Text section »
□ □ □ □ □
Charles W. 'Chuck' Bryant
I did not.
Josh Clark
All right, we'll get you some.
Charles W. 'Chuck' Bryant
Because here's the secret, everybody. When we take a break, we don't really go take a break.
Josh Clark
No. We should have had some crusty old oat flakes on your desk and just eaten them real quick. I don't know. I can't see.
Charles W. 'Chuck' Bryant
So. All right, we've said that these things don't have brains. They don't have. And I don't think we mentioned. It's not like they have like a. It's not like they're jellyfish and they have some sort of weird neural net.
Josh Clark
Right?
Charles W. 'Chuck' Bryant
They got nothing like that at all.
Josh Clark
Nothing. Like they have no way of generating consciousness in any form that we recognize. And yet slime mold is teaching us to open and open our horizons in hearts. Sure. To new ideas of what constitutes consciousness and intelligence. You know what I'm saying? Like it makes sense as a swarm, as a bunch of cellular slime mold makes sense. We're already familiar with the hive mind and the emergent property of a bunch of different things operating together. The real puzzler, though, is the single cell plasmodial slime mold. That's one big giant cell. And the fact that it behaves in ways that seem conscious to some degree.
Charles W. 'Chuck' Bryant
Yeah. So if you want to kind of go back in time to where a lot of this research started, it wasn't actually in Japan, but it was in the 1960s. A physicist named Evelyn Fox Keller was curious if she could use math to model biological systems, because they had had success using math to explain and expand our understanding of physics. So she was like, let me see if we can do this with biology. And someone said, well, you gotta meet Lee Siegel. Lee Siegel is. Got a little surprise for you. And Lee Siegel got together and said, oh, Dr. Keller, you need to meet our friend slime mold. And Dr. Keller was like, this is the 1960s. I don't know what slime mold is yet. And Keller. And sorry. Siegel said, oh, well, just take a seat and let me tell you about this. Which is dictyostelium. Dictyostelium. Right. Dictyostelium Discoidium.
Josh Clark
I think that's discoides.
Charles W. 'Chuck' Bryant
Discoideum.
Josh Clark
Yeah. Okay. But it's the one we were talking about earlier that creates the stems. They sacrifice themselves to create stems for the spores.
□ □ □ □ □
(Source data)
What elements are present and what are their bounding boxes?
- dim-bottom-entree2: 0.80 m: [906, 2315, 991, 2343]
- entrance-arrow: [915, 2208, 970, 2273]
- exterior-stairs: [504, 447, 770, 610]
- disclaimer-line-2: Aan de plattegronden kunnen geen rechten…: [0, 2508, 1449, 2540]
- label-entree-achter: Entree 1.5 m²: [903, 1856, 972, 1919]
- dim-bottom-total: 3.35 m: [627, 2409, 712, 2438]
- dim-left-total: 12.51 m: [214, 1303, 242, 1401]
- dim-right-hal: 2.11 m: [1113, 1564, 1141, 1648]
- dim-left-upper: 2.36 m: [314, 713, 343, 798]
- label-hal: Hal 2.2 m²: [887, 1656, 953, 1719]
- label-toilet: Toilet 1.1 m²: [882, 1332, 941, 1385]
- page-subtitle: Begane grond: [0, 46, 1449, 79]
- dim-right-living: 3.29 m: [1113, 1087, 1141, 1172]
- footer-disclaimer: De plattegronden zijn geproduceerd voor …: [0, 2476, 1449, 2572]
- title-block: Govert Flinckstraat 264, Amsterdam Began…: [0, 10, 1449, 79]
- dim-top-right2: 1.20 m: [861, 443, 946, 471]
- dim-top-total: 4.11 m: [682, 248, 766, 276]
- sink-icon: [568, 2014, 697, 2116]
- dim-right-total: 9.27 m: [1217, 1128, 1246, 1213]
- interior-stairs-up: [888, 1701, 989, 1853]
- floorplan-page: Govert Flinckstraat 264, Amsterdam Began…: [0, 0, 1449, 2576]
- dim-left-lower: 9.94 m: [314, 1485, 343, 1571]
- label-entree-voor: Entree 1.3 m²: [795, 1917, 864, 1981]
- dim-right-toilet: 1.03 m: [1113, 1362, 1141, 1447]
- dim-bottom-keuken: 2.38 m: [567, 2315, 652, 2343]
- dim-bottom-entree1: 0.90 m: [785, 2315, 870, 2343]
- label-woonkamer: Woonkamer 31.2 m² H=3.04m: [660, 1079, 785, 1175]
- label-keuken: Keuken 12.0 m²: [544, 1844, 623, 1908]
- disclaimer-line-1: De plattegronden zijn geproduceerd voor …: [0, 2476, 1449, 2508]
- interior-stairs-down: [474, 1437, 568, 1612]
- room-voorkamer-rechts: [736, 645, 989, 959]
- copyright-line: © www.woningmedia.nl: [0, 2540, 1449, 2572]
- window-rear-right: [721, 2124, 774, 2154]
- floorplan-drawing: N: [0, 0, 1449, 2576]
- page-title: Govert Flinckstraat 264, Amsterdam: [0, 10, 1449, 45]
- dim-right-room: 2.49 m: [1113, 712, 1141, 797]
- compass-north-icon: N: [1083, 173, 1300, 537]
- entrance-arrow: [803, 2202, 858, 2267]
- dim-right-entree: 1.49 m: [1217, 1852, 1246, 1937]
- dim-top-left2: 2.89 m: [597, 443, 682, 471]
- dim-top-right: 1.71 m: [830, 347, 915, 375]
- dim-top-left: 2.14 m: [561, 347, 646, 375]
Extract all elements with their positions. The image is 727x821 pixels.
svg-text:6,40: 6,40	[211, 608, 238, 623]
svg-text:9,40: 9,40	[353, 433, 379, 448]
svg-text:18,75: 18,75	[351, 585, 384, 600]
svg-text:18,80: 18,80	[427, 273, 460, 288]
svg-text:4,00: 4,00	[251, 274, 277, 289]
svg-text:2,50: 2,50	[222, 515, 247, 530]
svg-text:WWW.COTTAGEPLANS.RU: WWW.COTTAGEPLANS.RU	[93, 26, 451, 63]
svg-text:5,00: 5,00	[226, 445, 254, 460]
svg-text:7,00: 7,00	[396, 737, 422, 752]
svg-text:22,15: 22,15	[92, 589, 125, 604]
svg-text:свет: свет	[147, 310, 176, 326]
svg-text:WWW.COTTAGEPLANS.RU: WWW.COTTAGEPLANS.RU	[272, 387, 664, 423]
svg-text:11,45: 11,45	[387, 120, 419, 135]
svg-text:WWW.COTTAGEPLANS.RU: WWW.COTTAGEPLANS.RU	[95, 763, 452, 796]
□ □ □ □ □
Directions » In the slime mold conversation, what did the physicist Evelyn Fox Keller want to find out whether she could do with math?

Reply » She wanted to find out whether she could use math to model biological systems.